EXCERPTED DATA:

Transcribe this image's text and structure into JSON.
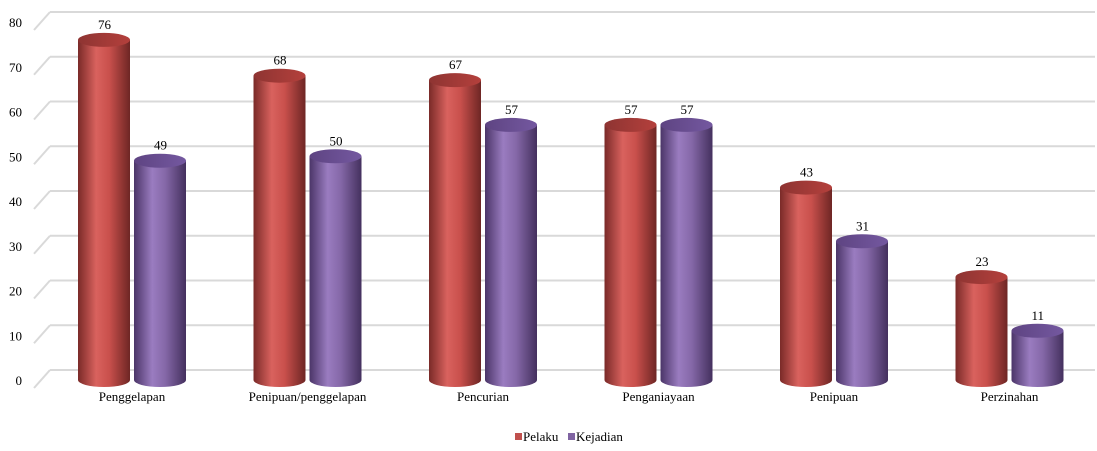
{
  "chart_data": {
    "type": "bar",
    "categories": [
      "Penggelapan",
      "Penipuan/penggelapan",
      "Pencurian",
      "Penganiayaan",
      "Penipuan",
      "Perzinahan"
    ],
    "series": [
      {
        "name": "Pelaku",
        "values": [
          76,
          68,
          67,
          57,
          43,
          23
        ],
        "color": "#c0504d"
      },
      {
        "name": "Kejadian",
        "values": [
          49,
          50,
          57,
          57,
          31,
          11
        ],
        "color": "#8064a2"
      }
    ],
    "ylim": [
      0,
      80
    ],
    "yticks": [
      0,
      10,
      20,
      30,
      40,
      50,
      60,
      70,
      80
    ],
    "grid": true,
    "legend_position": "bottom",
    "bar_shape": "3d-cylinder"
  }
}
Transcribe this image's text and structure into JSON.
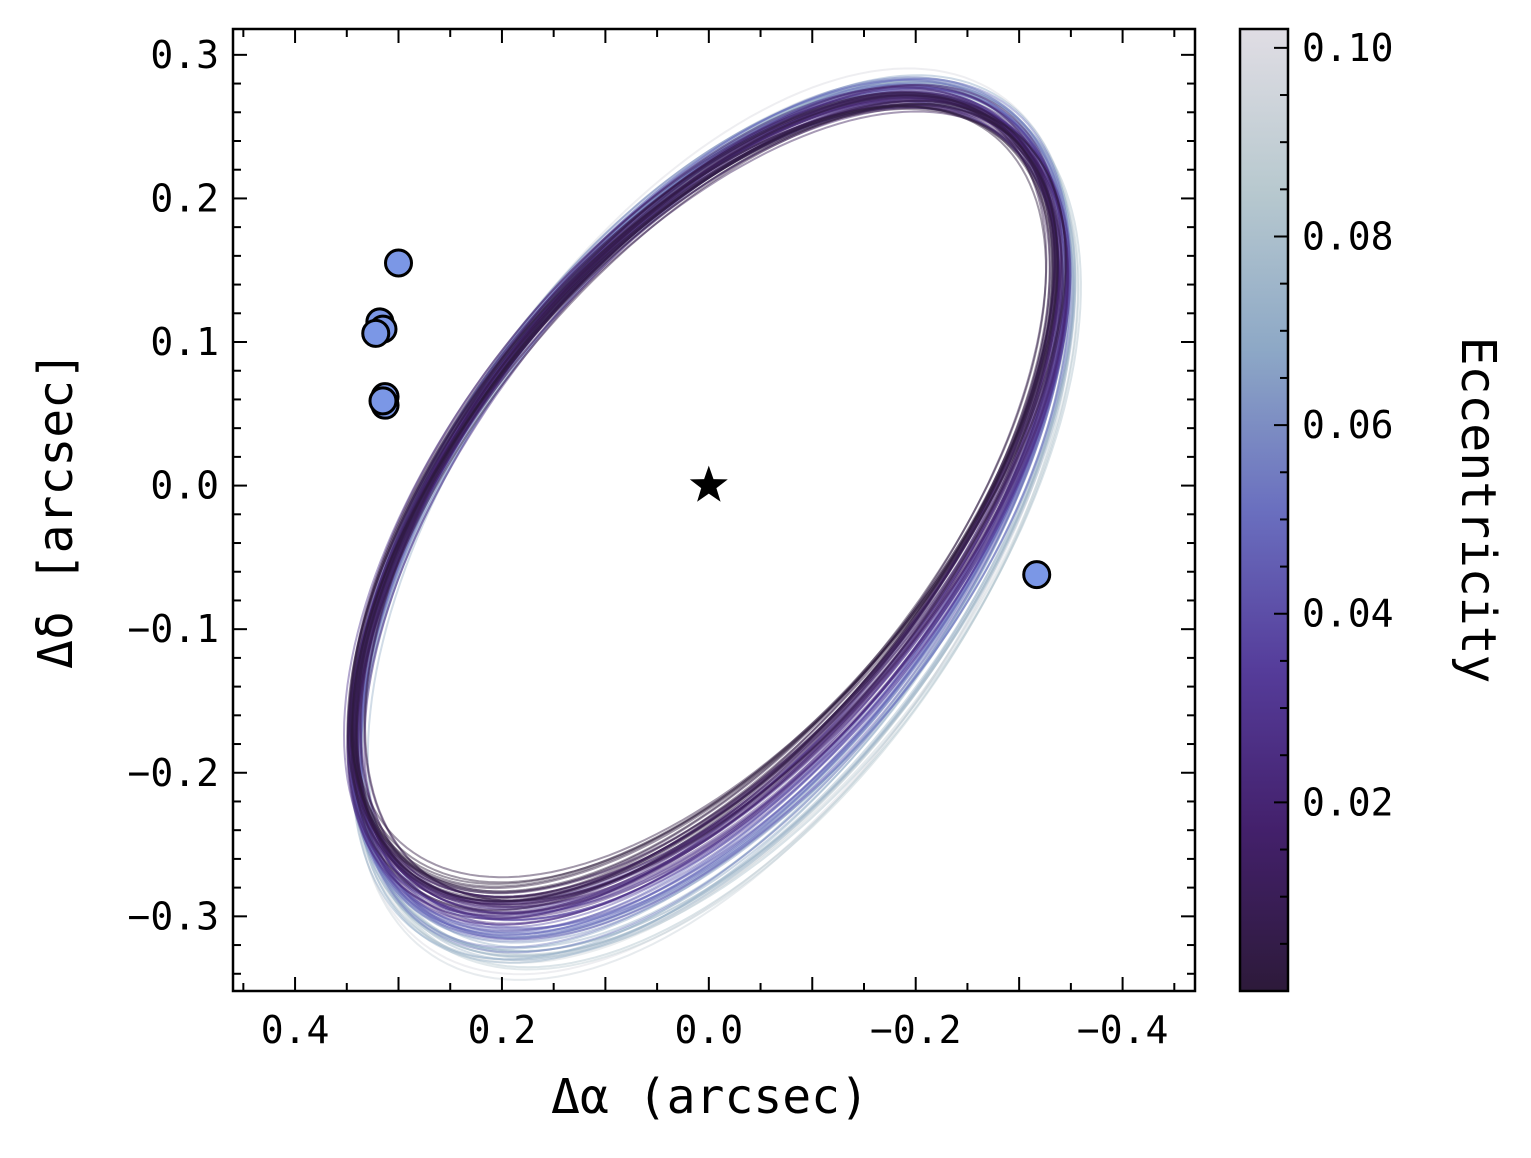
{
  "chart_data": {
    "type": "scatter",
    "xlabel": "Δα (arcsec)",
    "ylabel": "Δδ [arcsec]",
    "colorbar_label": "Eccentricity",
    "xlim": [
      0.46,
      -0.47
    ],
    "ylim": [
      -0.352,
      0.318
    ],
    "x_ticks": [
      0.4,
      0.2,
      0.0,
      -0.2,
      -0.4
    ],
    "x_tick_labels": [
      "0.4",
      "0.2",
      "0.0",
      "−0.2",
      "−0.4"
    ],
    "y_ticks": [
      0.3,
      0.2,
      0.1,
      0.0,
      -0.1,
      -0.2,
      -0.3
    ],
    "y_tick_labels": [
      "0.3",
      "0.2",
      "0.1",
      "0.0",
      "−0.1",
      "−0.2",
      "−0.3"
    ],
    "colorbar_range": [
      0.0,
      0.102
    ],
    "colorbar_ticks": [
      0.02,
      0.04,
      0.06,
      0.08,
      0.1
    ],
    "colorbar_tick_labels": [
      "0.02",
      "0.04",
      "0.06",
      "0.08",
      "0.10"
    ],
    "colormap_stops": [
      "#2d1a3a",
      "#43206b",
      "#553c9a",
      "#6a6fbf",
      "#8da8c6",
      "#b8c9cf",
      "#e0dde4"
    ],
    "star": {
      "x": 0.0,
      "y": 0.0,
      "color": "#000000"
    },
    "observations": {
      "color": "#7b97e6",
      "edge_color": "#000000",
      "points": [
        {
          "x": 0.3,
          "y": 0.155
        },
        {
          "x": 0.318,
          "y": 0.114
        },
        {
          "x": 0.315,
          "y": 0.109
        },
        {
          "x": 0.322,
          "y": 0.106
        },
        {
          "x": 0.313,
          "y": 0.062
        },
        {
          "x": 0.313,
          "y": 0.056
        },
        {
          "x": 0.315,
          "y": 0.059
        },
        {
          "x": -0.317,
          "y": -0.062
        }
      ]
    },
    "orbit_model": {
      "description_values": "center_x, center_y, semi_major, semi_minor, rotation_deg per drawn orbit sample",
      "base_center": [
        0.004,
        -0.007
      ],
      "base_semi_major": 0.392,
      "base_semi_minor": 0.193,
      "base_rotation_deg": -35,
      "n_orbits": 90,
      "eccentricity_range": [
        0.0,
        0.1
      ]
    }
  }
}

EXERCISE BRIEF: Go through the entries above and output them exactly, without pictures.

WRITTEN ANSWER:
Transcribe this image's text and structure into JSON.
{
  "chart_data": {
    "type": "bar",
    "categories": [
      "Penggelapan",
      "Penipuan/penggelapan",
      "Pencurian",
      "Penganiayaan",
      "Penipuan",
      "Perzinahan"
    ],
    "series": [
      {
        "name": "Pelaku",
        "values": [
          76,
          68,
          67,
          57,
          43,
          23
        ],
        "color": "#c0504d"
      },
      {
        "name": "Kejadian",
        "values": [
          49,
          50,
          57,
          57,
          31,
          11
        ],
        "color": "#8064a2"
      }
    ],
    "ylim": [
      0,
      80
    ],
    "yticks": [
      0,
      10,
      20,
      30,
      40,
      50,
      60,
      70,
      80
    ],
    "grid": true,
    "legend_position": "bottom",
    "bar_shape": "3d-cylinder"
  }
}
Transcribe this image's text and structure into JSON.
{
  "chart_data": {
    "type": "scatter",
    "xlabel": "Δα (arcsec)",
    "ylabel": "Δδ [arcsec]",
    "colorbar_label": "Eccentricity",
    "xlim": [
      0.46,
      -0.47
    ],
    "ylim": [
      -0.352,
      0.318
    ],
    "x_ticks": [
      0.4,
      0.2,
      0.0,
      -0.2,
      -0.4
    ],
    "x_tick_labels": [
      "0.4",
      "0.2",
      "0.0",
      "−0.2",
      "−0.4"
    ],
    "y_ticks": [
      0.3,
      0.2,
      0.1,
      0.0,
      -0.1,
      -0.2,
      -0.3
    ],
    "y_tick_labels": [
      "0.3",
      "0.2",
      "0.1",
      "0.0",
      "−0.1",
      "−0.2",
      "−0.3"
    ],
    "colorbar_range": [
      0.0,
      0.102
    ],
    "colorbar_ticks": [
      0.02,
      0.04,
      0.06,
      0.08,
      0.1
    ],
    "colorbar_tick_labels": [
      "0.02",
      "0.04",
      "0.06",
      "0.08",
      "0.10"
    ],
    "colormap_stops": [
      "#2d1a3a",
      "#43206b",
      "#553c9a",
      "#6a6fbf",
      "#8da8c6",
      "#b8c9cf",
      "#e0dde4"
    ],
    "star": {
      "x": 0.0,
      "y": 0.0,
      "color": "#000000"
    },
    "observations": {
      "color": "#7b97e6",
      "edge_color": "#000000",
      "points": [
        {
          "x": 0.3,
          "y": 0.155
        },
        {
          "x": 0.318,
          "y": 0.114
        },
        {
          "x": 0.315,
          "y": 0.109
        },
        {
          "x": 0.322,
          "y": 0.106
        },
        {
          "x": 0.313,
          "y": 0.062
        },
        {
          "x": 0.313,
          "y": 0.056
        },
        {
          "x": 0.315,
          "y": 0.059
        },
        {
          "x": -0.317,
          "y": -0.062
        }
      ]
    },
    "orbit_model": {
      "description_values": "center_x, center_y, semi_major, semi_minor, rotation_deg per drawn orbit sample",
      "base_center": [
        0.004,
        -0.007
      ],
      "base_semi_major": 0.392,
      "base_semi_minor": 0.193,
      "base_rotation_deg": -35,
      "n_orbits": 90,
      "eccentricity_range": [
        0.0,
        0.1
      ]
    }
  }
}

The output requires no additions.